■ **Task description**
Identify each line holding the string "text" and copy it.

· · · · ·

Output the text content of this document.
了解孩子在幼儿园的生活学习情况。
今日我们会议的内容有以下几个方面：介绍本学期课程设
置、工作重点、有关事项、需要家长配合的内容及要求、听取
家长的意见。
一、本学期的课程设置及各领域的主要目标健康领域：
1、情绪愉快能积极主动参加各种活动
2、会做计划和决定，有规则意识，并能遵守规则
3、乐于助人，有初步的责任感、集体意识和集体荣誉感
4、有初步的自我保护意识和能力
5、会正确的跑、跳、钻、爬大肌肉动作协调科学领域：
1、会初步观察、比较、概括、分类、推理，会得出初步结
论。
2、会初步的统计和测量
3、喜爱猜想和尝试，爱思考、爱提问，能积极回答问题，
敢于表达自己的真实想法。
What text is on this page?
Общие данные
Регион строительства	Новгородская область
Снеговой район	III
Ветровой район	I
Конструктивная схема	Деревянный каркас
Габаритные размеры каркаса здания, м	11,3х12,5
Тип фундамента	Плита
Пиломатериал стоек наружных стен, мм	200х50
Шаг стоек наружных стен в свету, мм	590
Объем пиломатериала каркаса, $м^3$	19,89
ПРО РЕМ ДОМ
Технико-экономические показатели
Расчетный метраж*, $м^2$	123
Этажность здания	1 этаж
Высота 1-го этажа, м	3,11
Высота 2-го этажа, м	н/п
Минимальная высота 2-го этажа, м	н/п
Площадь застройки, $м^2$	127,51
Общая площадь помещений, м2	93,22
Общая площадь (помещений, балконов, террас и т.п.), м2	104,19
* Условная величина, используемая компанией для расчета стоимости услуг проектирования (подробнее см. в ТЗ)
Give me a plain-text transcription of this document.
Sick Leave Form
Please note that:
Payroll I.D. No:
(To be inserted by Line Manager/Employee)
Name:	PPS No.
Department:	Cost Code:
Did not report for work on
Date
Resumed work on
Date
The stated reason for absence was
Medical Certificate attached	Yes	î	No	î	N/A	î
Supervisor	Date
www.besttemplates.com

· · · · ·

■ **Task response**
Output the text content of this document.
What text is on this page?
Give me a plain-text transcription of this document.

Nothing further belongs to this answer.